Recuerdo a mi hija tumbada en el regazo de su compañero de andanzas, sobre uno de los bancos del parque. Se adormeció entre sus brazos mientras caían pequeñas frutillas maduras que golpeaban suavemente su rostro para luego rebotar sobre la tierra seca antes de ser rebasada por el agua. A pocos pasos, el lago, como un gran ojo de agua translúcido, estaba quieto. A su marido le brillaban sus ojos azules y cuando la miraba lo hacía con especial detenimiento, en la contemplación de lo humano hacia lo humano. El silencio, en ese momento, no fue quebrantado por palabra alguna, fenómeno que contrastaba en tono mayor con las sutiles notas del viento y el aire que se respiraba. Vibrando y armonizando con los caminantes en la misma sintonía. A veces pasaban deportistas trotando, pero sus tenis de goma sobre los senderos casi no se escuchaban. Mi esposo descansaba al lado de nuestro hijo. Sentí gran complacencia al comprender cómo aquella hermosa mujer había logrado colocarnos sobre la superficie de otro sitio especial del país, como quien toma las fichas del ajedrez saltando de una a otra casilla con gran destreza, maestría y singularidad en el ejercicio del juego; única manera de derribar la barrera que coloca la conciencia ante el deseo de llevar a cabo un proyecto de cualquier envergadura, con la valentía y la gallardía necesarias para abrir el umbral hacia lo realizable.

======

OBJETIVO DE LA TAREA ▸ Retoma el relato de la tarde en el parque junto al lago a partir de su última oración.

DATOS DISPONIBLES ▸
======

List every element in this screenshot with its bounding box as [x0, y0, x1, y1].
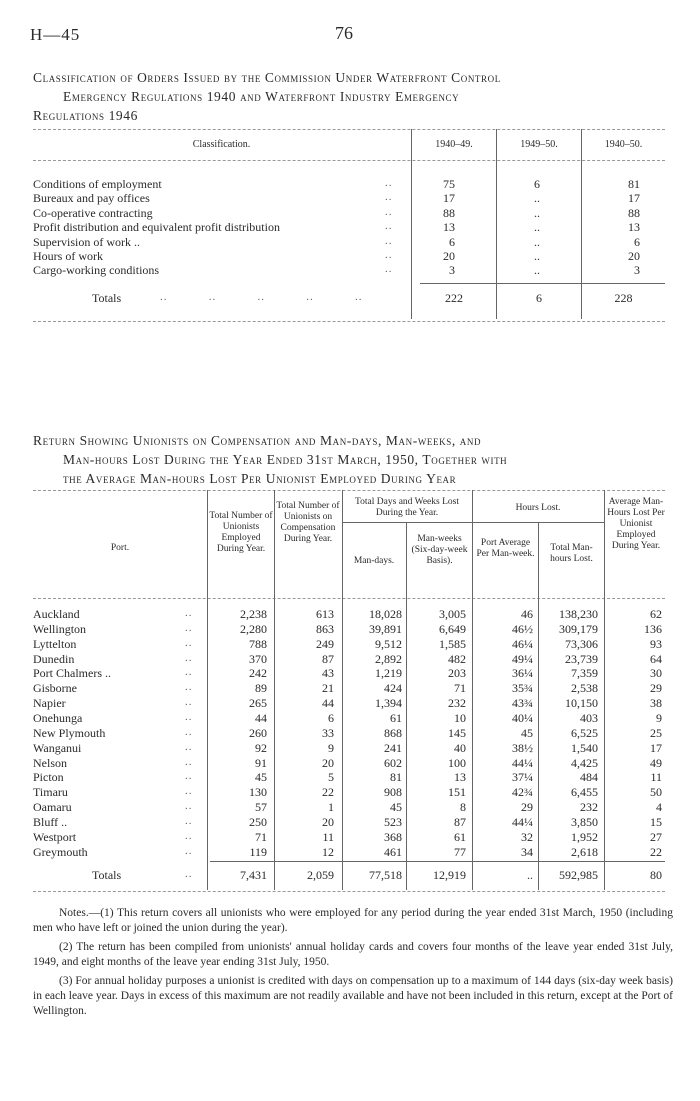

======

RESPUESTA ▸
Al dejar Bogotá sentí que me quedó faltando hablar con más gente, pues un bogotano no puede arrojar una impresión global del sentir regional.
Empero, a veces, el silencio es más elocuente que las palabras. Solemos ser esclavos de lo expresado y a menudo el parloteo constante puede alterar la percepción de nuestra verdadera realidad: nos comportamos delante del gran público de x o de y manera para ocultar aquello que yace más allá de la apariencia.
Traje conmigo la huella impresa de un gran parque solitario hecho a mi manera. Me alteran las muchedumbres y el bullicio exagerado. Quién creyera que salimos huyendo del lugar, empapados, con los zapatos llenos de barro y sin tiempo de asearnos con la debida meticulosidad, con el fin de abordar el avión donde regresaríamos a la Ciudad Heroica y encontrarnos horas después en medio de un escalofriante sol.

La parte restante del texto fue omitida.